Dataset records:
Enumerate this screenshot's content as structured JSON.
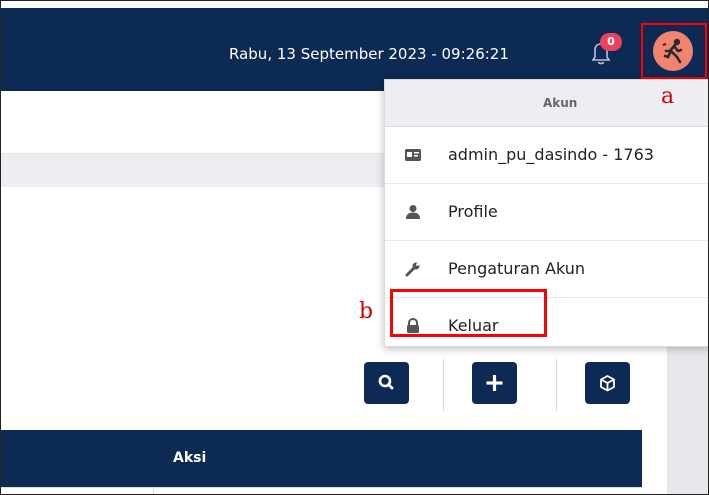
{
  "header": {
    "datetime": "Rabu, 13 September 2023 - 09:26:21",
    "notification_count": "0"
  },
  "account_menu": {
    "title": "Akun",
    "items": [
      {
        "label": "admin_pu_dasindo - 1763",
        "icon": "id-card-icon"
      },
      {
        "label": "Profile",
        "icon": "user-icon"
      },
      {
        "label": "Pengaturan Akun",
        "icon": "wrench-icon"
      },
      {
        "label": "Keluar",
        "icon": "lock-icon"
      }
    ]
  },
  "annotations": {
    "a": "a",
    "b": "b"
  },
  "toolbar": {
    "buttons": [
      "search-icon",
      "plus-icon",
      "box-icon"
    ]
  },
  "table": {
    "columns": [
      "Aksi"
    ]
  },
  "colors": {
    "navy": "#0d2a55",
    "annotation_red": "#ff0000",
    "badge": "#e9435a",
    "avatar_bg": "#f2836f"
  }
}
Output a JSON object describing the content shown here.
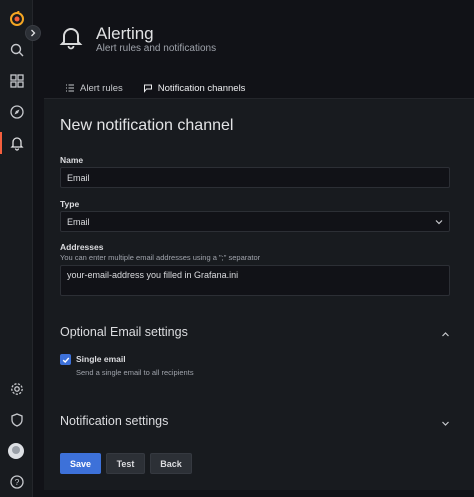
{
  "header": {
    "title": "Alerting",
    "subtitle": "Alert rules and notifications"
  },
  "tabs": [
    {
      "label": "Alert rules",
      "icon": "list-icon",
      "active": false
    },
    {
      "label": "Notification channels",
      "icon": "comment-alt-share-icon",
      "active": true
    }
  ],
  "sidebar": {
    "items": [
      {
        "name": "grafana-logo",
        "icon": "grafana-logo-icon"
      },
      {
        "name": "search",
        "icon": "search-icon"
      },
      {
        "name": "dashboards",
        "icon": "apps-icon"
      },
      {
        "name": "explore",
        "icon": "compass-icon"
      },
      {
        "name": "alerting",
        "icon": "bell-icon",
        "active": true
      },
      {
        "name": "configuration",
        "icon": "cog-icon"
      },
      {
        "name": "server-admin",
        "icon": "shield-icon"
      },
      {
        "name": "profile",
        "icon": "avatar"
      },
      {
        "name": "help",
        "icon": "question-circle-icon"
      }
    ],
    "accent_color": "#f55f3e"
  },
  "form": {
    "title": "New notification channel",
    "name_label": "Name",
    "name_value": "Email",
    "type_label": "Type",
    "type_value": "Email",
    "addresses_label": "Addresses",
    "addresses_desc": "You can enter multiple email addresses using a \";\" separator",
    "addresses_value": "your-email-address you filled in Grafana.ini",
    "optional_section": "Optional Email settings",
    "single_email_label": "Single email",
    "single_email_desc": "Send a single email to all recipients",
    "single_email_checked": true,
    "notification_section": "Notification settings"
  },
  "buttons": {
    "save": "Save",
    "test": "Test",
    "back": "Back"
  },
  "colors": {
    "primary": "#3d71d9",
    "accent": "#f55f3e",
    "panel": "#181b1f",
    "background": "#111217"
  }
}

[GOAL] Count how many lines contain "active" and give only that count.

[SOLVED EXERCISE] 3